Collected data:
[Start]

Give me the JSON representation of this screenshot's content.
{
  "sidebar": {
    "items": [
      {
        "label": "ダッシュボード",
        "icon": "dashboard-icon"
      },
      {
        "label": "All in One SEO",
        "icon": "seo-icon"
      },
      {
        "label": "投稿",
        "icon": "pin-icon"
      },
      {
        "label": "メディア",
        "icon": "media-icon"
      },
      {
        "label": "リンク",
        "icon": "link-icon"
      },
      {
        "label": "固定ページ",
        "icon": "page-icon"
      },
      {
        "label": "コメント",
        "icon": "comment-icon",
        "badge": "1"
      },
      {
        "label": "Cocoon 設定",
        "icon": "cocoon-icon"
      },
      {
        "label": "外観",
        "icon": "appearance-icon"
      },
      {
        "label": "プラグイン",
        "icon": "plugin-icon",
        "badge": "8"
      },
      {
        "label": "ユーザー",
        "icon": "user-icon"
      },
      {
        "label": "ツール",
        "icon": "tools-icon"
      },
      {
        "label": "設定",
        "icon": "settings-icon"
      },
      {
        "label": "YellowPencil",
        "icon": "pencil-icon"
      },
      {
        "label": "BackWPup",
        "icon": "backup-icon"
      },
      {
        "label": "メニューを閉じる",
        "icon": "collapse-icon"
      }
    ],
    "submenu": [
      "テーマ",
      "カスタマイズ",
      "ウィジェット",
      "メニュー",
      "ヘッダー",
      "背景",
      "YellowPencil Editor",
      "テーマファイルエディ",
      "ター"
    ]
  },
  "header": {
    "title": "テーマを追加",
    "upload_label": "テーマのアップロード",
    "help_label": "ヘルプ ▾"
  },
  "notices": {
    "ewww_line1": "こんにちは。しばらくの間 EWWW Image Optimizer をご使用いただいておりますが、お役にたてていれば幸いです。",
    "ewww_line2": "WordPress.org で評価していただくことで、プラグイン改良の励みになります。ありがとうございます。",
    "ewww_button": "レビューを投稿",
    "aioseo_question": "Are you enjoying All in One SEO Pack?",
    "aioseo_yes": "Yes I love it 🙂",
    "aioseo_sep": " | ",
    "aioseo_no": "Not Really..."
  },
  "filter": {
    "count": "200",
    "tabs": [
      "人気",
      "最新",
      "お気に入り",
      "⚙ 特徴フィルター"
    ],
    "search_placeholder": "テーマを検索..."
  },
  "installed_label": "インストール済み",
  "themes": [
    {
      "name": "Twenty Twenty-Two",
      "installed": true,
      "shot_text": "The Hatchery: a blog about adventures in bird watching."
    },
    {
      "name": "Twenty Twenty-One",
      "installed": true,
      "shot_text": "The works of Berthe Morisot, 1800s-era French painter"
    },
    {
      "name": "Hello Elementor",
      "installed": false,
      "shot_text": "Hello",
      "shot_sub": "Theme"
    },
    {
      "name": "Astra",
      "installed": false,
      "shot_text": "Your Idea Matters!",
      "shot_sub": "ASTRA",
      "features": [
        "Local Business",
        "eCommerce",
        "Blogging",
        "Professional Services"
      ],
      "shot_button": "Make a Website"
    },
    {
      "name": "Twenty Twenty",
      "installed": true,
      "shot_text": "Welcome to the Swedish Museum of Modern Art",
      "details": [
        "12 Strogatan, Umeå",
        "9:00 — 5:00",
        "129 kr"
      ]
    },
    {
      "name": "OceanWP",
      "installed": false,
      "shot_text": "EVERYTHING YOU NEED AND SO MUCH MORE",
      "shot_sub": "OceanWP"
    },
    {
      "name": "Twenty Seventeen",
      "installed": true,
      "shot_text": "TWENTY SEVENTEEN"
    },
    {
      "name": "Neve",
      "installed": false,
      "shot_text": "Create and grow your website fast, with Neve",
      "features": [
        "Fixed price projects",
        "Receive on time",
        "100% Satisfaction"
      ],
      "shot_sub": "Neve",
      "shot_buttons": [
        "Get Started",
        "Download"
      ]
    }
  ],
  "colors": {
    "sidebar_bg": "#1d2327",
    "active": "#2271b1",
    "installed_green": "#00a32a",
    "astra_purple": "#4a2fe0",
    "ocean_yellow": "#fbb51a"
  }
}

[End]

Written request.
Extract, word for word, each line of the listing above.

Correct answer.
Give me the JSON representation of this screenshot's content.
{
  "sidebar": {
    "items": [
      {
        "label": "ダッシュボード",
        "icon": "dashboard-icon"
      },
      {
        "label": "All in One SEO",
        "icon": "seo-icon"
      },
      {
        "label": "投稿",
        "icon": "pin-icon"
      },
      {
        "label": "メディア",
        "icon": "media-icon"
      },
      {
        "label": "リンク",
        "icon": "link-icon"
      },
      {
        "label": "固定ページ",
        "icon": "page-icon"
      },
      {
        "label": "コメント",
        "icon": "comment-icon",
        "badge": "1"
      },
      {
        "label": "Cocoon 設定",
        "icon": "cocoon-icon"
      },
      {
        "label": "外観",
        "icon": "appearance-icon"
      },
      {
        "label": "プラグイン",
        "icon": "plugin-icon",
        "badge": "8"
      },
      {
        "label": "ユーザー",
        "icon": "user-icon"
      },
      {
        "label": "ツール",
        "icon": "tools-icon"
      },
      {
        "label": "設定",
        "icon": "settings-icon"
      },
      {
        "label": "YellowPencil",
        "icon": "pencil-icon"
      },
      {
        "label": "BackWPup",
        "icon": "backup-icon"
      },
      {
        "label": "メニューを閉じる",
        "icon": "collapse-icon"
      }
    ],
    "submenu": [
      "テーマ",
      "カスタマイズ",
      "ウィジェット",
      "メニュー",
      "ヘッダー",
      "背景",
      "YellowPencil Editor",
      "テーマファイルエディ",
      "ター"
    ]
  },
  "header": {
    "title": "テーマを追加",
    "upload_label": "テーマのアップロード",
    "help_label": "ヘルプ ▾"
  },
  "notices": {
    "ewww_line1": "こんにちは。しばらくの間 EWWW Image Optimizer をご使用いただいておりますが、お役にたてていれば幸いです。",
    "ewww_line2": "WordPress.org で評価していただくことで、プラグイン改良の励みになります。ありがとうございます。",
    "ewww_button": "レビューを投稿",
    "aioseo_question": "Are you enjoying All in One SEO Pack?",
    "aioseo_yes": "Yes I love it 🙂",
    "aioseo_sep": " | ",
    "aioseo_no": "Not Really..."
  },
  "filter": {
    "count": "200",
    "tabs": [
      "人気",
      "最新",
      "お気に入り",
      "⚙ 特徴フィルター"
    ],
    "search_placeholder": "テーマを検索..."
  },
  "installed_label": "インストール済み",
  "themes": [
    {
      "name": "Twenty Twenty-Two",
      "installed": true,
      "shot_text": "The Hatchery: a blog about adventures in bird watching."
    },
    {
      "name": "Twenty Twenty-One",
      "installed": true,
      "shot_text": "The works of Berthe Morisot, 1800s-era French painter"
    },
    {
      "name": "Hello Elementor",
      "installed": false,
      "shot_text": "Hello",
      "shot_sub": "Theme"
    },
    {
      "name": "Astra",
      "installed": false,
      "shot_text": "Your Idea Matters!",
      "shot_sub": "ASTRA",
      "features": [
        "Local Business",
        "eCommerce",
        "Blogging",
        "Professional Services"
      ],
      "shot_button": "Make a Website"
    },
    {
      "name": "Twenty Twenty",
      "installed": true,
      "shot_text": "Welcome to the Swedish Museum of Modern Art",
      "details": [
        "12 Strogatan, Umeå",
        "9:00 — 5:00",
        "129 kr"
      ]
    },
    {
      "name": "OceanWP",
      "installed": false,
      "shot_text": "EVERYTHING YOU NEED AND SO MUCH MORE",
      "shot_sub": "OceanWP"
    },
    {
      "name": "Twenty Seventeen",
      "installed": true,
      "shot_text": "TWENTY SEVENTEEN"
    },
    {
      "name": "Neve",
      "installed": false,
      "shot_text": "Create and grow your website fast, with Neve",
      "features": [
        "Fixed price projects",
        "Receive on time",
        "100% Satisfaction"
      ],
      "shot_sub": "Neve",
      "shot_buttons": [
        "Get Started",
        "Download"
      ]
    }
  ],
  "colors": {
    "sidebar_bg": "#1d2327",
    "active": "#2271b1",
    "installed_green": "#00a32a",
    "astra_purple": "#4a2fe0",
    "ocean_yellow": "#fbb51a"
  }
}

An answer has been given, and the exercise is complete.